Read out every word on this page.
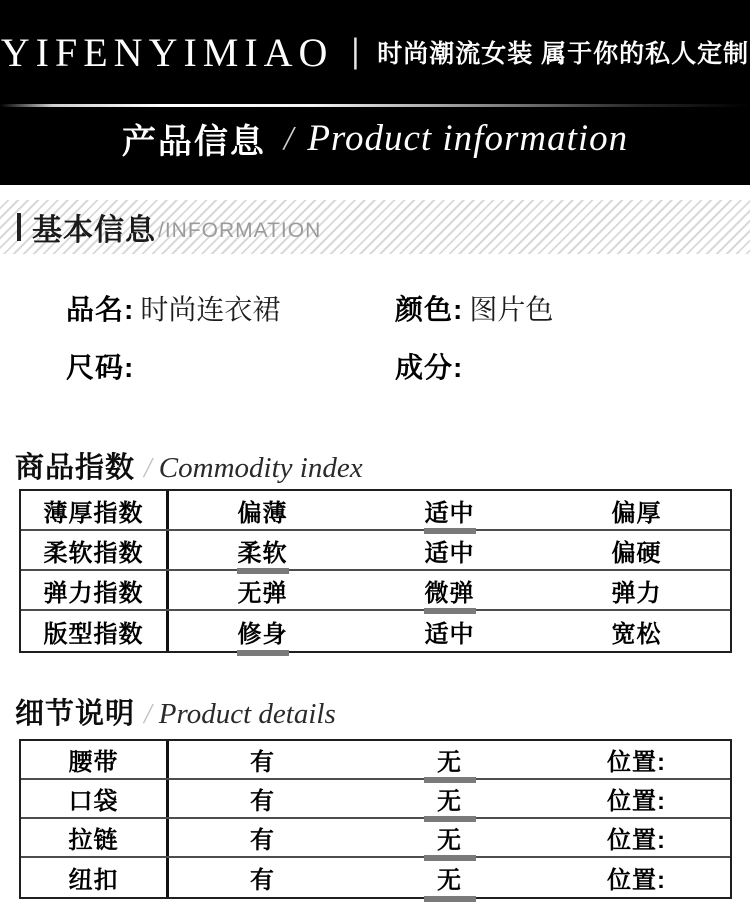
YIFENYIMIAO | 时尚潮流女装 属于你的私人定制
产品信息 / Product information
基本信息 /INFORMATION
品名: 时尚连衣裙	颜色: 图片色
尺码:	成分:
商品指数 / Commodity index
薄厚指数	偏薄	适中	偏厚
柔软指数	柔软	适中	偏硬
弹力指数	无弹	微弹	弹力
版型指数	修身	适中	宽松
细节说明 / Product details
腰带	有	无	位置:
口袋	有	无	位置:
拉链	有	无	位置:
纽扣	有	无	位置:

______

Pictures in the records must not appear in the copy; transcribe everything else precisely.

Read out every word on this page.
YIFENYIMIAO | 时尚潮流女装 属于你的私人定制
产品信息 / Product information
基本信息 /INFORMATION
品名: 时尚连衣裙	颜色: 图片色
尺码:	成分:
商品指数 / Commodity index
薄厚指数	偏薄	适中	偏厚
柔软指数	柔软	适中	偏硬
弹力指数	无弹	微弹	弹力
版型指数	修身	适中	宽松
细节说明 / Product details
腰带	有	无	位置:
口袋	有	无	位置:
拉链	有	无	位置:
纽扣	有	无	位置:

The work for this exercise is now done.